◆ 本文抜粋 ◆
%%
今日は母の転院日だった。
あいにくの雨で、駅までの道のりを歩いていて何だか陰鬱な心持になった。
10:30 に病院の最寄り駅で姉と落ち合う手筈だったけれど、
予定より30分早くついてしまい、待ち時間はスペイン語を勉強していた。
姉と一緒に病院に行くと、母は既に服を着せられていて
いつでも外に出られる状態になっていた。
会計を済ませたりナースステーションに菓子折りを持って
行ったりしているうちに、介護タクシーの運転手さんが迎えに来た。
母を車いすに乗せて、相談員さんや看護師さんに最後の挨拶をして
タクシーに乗り込んで転院先の病院へ向けて出発した。
途中渋滞にハマることも無く、転院先には思っていたより早く到着した。
わたし達が入院手続きをしている間、母はストレッチャーに乗せられて
一足先に上階に運ばれて行った。
%%
◆ データ内容 ◆
%%
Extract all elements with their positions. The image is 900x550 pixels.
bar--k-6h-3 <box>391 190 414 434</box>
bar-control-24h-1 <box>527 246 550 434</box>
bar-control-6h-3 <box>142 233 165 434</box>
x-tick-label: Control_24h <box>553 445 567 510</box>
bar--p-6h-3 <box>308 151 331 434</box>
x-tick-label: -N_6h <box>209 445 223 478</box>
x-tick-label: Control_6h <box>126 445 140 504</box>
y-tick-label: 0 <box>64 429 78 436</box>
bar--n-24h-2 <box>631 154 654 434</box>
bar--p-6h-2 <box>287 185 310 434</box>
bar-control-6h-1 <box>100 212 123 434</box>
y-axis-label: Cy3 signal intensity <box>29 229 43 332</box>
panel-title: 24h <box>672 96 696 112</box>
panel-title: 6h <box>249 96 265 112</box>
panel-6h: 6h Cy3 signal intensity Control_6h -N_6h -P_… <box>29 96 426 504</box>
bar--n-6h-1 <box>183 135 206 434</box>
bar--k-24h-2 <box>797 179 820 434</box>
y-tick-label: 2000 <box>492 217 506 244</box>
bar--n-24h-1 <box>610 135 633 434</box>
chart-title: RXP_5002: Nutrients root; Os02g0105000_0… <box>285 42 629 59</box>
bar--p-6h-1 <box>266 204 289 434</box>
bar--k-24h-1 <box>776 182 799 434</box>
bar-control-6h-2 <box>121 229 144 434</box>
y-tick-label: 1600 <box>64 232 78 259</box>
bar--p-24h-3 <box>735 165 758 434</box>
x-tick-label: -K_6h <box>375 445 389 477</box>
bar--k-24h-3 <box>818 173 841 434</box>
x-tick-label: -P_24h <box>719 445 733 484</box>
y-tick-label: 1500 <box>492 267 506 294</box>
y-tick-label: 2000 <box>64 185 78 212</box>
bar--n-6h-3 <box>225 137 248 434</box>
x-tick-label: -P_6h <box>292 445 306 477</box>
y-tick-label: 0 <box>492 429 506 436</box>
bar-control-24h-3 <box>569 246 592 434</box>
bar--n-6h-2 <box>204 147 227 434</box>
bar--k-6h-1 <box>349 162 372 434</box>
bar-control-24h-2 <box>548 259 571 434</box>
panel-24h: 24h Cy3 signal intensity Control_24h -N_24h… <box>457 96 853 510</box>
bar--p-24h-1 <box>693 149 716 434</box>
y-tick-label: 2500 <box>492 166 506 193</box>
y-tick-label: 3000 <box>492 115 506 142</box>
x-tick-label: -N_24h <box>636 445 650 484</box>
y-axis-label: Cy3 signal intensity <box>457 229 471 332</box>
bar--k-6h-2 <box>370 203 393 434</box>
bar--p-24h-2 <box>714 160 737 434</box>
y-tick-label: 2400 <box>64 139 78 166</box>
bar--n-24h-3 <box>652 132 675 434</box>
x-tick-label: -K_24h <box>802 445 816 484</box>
%%
◆ 練習問題 ◆
1) 転院の日の文章について、次の問いに答えよ。
(a) 姉と落ち合う予定の時刻は何時だったか。
(b) 待ち時間に何を勉強していたか。
(c) 迎えに来たのは誰か。
2) 転院の日の文章のうち、「今日は母の転院日だった。」から「一足先に上階に運ばれて行った。」までを、両端の語句も含めて一字も変えずに書き写せ。

◆ 解答例 ◆
1)
(a) 10:30
(b) スペイン語
(c) 介護タクシーの運転手さん

2)
今日は母の転院日だった。
あいにくの雨で、駅までの道のりを歩いていて何だか陰鬱な心持になった。
10:30 に病院の最寄り駅で姉と落ち合う手筈だったけれど、
予定より30分早くついてしまい、待ち時間はスペイン語を勉強していた。
姉と一緒に病院に行くと、母は既に服を着せられていて
いつでも外に出られる状態になっていた。
会計を済ませたりナースステーションに菓子折りを持って
行ったりしているうちに、介護タクシーの運転手さんが迎えに来た。
母を車いすに乗せて、相談員さんや看護師さんに最後の挨拶をして
タクシーに乗り込んで転院先の病院へ向けて出発した。
途中渋滞にハマることも無く、転院先には思っていたより早く到着した。
わたし達が入院手続きをしている間、母はストレッチャーに乗せられて
一足先に上階に運ばれて行った。